*What is being asked*
Copy only what runs from the line containing "Transcribe the text in this document." through the end of the material below, line for line, with both ends included.

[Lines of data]

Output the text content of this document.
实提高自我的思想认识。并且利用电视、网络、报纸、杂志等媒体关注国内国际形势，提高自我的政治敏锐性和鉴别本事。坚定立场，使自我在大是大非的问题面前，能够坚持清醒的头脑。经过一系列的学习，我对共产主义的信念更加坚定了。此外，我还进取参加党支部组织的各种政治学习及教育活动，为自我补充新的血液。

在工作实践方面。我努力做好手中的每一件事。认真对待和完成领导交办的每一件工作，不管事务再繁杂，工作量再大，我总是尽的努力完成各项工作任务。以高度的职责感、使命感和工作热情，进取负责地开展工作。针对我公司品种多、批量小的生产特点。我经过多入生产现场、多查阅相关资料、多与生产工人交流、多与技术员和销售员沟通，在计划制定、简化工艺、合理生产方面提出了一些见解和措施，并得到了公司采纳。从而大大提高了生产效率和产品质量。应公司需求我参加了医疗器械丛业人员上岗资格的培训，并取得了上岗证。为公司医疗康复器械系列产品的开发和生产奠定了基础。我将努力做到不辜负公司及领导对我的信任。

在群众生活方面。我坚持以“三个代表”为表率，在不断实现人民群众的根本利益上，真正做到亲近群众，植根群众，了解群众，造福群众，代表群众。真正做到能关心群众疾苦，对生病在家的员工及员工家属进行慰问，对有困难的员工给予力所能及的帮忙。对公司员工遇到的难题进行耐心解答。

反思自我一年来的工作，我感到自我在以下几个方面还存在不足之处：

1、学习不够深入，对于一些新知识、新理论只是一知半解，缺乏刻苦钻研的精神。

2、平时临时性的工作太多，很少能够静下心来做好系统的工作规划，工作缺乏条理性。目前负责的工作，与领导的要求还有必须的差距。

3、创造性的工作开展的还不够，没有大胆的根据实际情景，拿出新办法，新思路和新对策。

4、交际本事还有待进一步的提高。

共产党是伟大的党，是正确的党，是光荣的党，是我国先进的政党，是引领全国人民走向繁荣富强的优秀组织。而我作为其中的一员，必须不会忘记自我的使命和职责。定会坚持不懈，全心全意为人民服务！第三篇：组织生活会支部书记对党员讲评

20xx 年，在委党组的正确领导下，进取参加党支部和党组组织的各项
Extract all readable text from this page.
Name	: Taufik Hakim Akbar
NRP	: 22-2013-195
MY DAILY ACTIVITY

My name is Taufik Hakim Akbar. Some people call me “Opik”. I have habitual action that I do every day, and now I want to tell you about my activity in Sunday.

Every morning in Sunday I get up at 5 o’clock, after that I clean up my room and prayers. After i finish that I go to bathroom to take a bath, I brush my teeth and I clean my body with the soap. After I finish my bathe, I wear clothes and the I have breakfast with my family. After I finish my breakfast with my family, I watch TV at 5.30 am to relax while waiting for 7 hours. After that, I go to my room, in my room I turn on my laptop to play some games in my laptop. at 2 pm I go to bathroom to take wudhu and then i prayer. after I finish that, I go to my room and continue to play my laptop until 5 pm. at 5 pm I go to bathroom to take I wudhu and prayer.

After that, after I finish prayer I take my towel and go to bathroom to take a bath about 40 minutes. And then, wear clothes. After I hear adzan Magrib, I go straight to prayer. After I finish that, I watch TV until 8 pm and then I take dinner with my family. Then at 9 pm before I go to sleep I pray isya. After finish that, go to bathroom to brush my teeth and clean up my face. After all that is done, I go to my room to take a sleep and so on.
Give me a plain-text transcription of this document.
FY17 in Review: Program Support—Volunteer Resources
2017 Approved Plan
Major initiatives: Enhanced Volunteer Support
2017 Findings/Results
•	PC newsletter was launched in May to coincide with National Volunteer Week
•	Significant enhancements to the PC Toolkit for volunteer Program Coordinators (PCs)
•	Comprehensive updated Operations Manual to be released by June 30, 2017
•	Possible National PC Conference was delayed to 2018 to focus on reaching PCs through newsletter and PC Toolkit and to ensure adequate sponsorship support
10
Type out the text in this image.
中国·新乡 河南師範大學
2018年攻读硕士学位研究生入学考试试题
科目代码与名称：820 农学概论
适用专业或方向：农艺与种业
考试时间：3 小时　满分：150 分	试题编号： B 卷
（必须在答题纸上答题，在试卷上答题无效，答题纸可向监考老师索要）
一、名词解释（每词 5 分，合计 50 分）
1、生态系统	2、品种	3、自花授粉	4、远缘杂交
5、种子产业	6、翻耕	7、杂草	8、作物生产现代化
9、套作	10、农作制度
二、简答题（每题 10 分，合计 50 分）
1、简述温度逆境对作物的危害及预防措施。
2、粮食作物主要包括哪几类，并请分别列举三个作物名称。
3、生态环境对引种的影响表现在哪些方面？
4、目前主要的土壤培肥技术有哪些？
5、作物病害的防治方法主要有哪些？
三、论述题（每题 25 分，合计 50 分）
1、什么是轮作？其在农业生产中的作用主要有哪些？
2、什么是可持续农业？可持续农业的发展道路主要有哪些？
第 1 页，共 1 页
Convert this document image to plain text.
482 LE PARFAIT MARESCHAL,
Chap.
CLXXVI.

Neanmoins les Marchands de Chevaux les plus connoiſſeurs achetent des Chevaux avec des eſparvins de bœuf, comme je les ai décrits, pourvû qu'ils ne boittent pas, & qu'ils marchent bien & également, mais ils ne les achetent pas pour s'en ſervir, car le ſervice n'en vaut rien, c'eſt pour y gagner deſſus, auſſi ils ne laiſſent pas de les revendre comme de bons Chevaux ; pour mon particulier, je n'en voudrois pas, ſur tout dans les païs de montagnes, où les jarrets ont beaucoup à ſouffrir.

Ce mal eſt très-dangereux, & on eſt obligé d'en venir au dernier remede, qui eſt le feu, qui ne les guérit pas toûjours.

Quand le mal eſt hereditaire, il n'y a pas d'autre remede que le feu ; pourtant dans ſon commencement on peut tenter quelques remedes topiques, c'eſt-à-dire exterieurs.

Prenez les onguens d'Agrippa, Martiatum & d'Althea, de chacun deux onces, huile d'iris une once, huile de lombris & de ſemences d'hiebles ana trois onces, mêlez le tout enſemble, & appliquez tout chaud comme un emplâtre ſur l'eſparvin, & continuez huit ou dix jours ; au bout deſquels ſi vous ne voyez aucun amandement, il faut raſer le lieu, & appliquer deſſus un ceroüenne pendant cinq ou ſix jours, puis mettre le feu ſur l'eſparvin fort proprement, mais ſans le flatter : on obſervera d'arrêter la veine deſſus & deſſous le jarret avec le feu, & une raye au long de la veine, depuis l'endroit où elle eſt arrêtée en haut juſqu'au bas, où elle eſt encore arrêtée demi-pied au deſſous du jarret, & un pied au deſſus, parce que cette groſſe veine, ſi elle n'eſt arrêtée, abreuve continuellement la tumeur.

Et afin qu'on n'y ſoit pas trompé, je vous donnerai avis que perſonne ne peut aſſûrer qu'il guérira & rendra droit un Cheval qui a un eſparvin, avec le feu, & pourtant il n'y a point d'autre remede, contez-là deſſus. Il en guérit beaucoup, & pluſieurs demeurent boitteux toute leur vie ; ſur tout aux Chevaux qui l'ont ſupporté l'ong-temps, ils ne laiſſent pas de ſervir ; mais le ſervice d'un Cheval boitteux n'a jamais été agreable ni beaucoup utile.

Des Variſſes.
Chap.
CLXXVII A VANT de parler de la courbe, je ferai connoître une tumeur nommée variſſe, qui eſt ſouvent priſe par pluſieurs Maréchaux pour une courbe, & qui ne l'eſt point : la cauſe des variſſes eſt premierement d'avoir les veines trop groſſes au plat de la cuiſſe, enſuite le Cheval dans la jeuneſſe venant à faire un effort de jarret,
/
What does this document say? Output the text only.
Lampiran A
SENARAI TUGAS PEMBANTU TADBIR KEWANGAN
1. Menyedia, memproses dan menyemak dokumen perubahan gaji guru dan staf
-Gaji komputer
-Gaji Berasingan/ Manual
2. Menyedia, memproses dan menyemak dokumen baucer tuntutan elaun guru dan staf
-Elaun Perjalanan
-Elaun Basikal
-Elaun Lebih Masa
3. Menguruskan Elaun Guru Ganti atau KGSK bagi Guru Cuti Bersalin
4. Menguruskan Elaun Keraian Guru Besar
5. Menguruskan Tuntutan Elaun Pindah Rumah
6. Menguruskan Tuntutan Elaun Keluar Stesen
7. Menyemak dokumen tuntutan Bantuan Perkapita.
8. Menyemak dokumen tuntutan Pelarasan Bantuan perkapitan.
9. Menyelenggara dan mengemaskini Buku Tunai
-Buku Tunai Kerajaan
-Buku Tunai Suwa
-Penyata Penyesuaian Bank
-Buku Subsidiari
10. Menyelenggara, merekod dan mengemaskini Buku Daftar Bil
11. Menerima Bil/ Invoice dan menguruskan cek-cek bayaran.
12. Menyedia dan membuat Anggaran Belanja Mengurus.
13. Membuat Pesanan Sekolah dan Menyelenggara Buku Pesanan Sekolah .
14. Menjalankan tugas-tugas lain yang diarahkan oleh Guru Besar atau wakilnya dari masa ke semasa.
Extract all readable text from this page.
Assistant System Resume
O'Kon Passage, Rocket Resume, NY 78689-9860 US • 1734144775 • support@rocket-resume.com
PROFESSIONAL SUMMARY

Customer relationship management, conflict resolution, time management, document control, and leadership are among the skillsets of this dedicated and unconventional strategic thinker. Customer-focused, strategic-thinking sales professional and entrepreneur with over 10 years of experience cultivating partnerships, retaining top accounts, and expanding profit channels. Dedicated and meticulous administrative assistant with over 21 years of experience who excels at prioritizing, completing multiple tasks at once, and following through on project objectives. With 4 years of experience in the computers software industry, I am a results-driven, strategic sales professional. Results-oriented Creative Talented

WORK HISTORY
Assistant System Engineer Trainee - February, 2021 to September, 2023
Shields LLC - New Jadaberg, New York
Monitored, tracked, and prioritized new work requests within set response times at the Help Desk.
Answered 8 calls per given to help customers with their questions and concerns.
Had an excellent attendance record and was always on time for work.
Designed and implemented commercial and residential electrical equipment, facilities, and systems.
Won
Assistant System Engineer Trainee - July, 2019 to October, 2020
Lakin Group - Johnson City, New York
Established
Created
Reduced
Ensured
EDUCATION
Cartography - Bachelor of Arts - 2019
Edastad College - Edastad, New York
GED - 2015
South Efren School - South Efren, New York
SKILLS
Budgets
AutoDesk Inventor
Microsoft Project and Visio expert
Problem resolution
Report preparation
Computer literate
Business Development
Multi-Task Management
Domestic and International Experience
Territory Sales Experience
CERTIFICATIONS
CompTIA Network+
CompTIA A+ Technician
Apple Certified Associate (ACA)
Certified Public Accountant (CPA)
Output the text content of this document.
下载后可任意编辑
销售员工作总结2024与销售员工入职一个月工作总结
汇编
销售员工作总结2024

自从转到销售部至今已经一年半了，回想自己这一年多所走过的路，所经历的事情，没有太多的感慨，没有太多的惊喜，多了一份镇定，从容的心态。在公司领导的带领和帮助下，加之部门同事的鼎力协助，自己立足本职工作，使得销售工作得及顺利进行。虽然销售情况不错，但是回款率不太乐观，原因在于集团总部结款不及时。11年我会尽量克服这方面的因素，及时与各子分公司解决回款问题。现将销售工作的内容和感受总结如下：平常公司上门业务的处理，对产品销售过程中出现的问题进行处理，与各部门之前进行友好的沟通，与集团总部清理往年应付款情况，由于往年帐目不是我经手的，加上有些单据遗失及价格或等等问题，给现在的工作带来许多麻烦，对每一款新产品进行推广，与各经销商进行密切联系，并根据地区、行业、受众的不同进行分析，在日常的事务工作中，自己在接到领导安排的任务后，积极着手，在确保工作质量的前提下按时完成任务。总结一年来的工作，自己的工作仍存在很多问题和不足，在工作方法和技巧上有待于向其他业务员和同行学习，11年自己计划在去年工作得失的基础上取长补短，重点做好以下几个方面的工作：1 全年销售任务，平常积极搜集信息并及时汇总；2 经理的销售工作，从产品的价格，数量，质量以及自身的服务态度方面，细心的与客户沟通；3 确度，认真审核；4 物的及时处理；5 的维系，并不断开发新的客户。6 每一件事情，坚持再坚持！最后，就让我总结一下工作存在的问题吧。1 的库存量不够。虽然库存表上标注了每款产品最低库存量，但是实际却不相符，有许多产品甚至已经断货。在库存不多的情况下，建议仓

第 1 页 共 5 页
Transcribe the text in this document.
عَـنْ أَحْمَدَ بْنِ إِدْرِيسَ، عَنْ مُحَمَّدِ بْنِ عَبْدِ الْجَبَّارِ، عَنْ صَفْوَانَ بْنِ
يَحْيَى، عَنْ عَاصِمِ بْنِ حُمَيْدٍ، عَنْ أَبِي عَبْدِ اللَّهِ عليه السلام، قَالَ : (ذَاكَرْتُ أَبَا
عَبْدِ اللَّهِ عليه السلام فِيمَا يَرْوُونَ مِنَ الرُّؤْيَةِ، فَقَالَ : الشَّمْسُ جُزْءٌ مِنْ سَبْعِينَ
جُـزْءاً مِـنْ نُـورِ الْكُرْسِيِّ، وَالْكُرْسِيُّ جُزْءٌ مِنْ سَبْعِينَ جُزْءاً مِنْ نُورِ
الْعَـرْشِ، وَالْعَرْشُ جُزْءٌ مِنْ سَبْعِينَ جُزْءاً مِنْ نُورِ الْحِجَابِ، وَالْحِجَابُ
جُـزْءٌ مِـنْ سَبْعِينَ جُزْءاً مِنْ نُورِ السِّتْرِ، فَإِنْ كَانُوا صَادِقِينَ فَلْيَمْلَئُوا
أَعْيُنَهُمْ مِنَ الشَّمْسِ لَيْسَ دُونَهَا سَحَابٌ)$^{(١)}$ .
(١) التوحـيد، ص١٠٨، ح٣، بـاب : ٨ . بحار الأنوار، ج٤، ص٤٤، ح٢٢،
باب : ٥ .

*Written solution*
Transcribe the text in this document.
عَـنْ أَحْمَدَ بْنِ إِدْرِيسَ، عَنْ مُحَمَّدِ بْنِ عَبْدِ الْجَبَّارِ، عَنْ صَفْوَانَ بْنِ
يَحْيَى، عَنْ عَاصِمِ بْنِ حُمَيْدٍ، عَنْ أَبِي عَبْدِ اللَّهِ عليه السلام، قَالَ : (ذَاكَرْتُ أَبَا
عَبْدِ اللَّهِ عليه السلام فِيمَا يَرْوُونَ مِنَ الرُّؤْيَةِ، فَقَالَ : الشَّمْسُ جُزْءٌ مِنْ سَبْعِينَ
جُـزْءاً مِـنْ نُـورِ الْكُرْسِيِّ، وَالْكُرْسِيُّ جُزْءٌ مِنْ سَبْعِينَ جُزْءاً مِنْ نُورِ
الْعَـرْشِ، وَالْعَرْشُ جُزْءٌ مِنْ سَبْعِينَ جُزْءاً مِنْ نُورِ الْحِجَابِ، وَالْحِجَابُ
جُـزْءٌ مِـنْ سَبْعِينَ جُزْءاً مِنْ نُورِ السِّتْرِ، فَإِنْ كَانُوا صَادِقِينَ فَلْيَمْلَئُوا
أَعْيُنَهُمْ مِنَ الشَّمْسِ لَيْسَ دُونَهَا سَحَابٌ)$^{(١)}$ .
(١) التوحـيد، ص١٠٨، ح٣، بـاب : ٨ . بحار الأنوار، ج٤، ص٤٤، ح٢٢،
باب : ٥ .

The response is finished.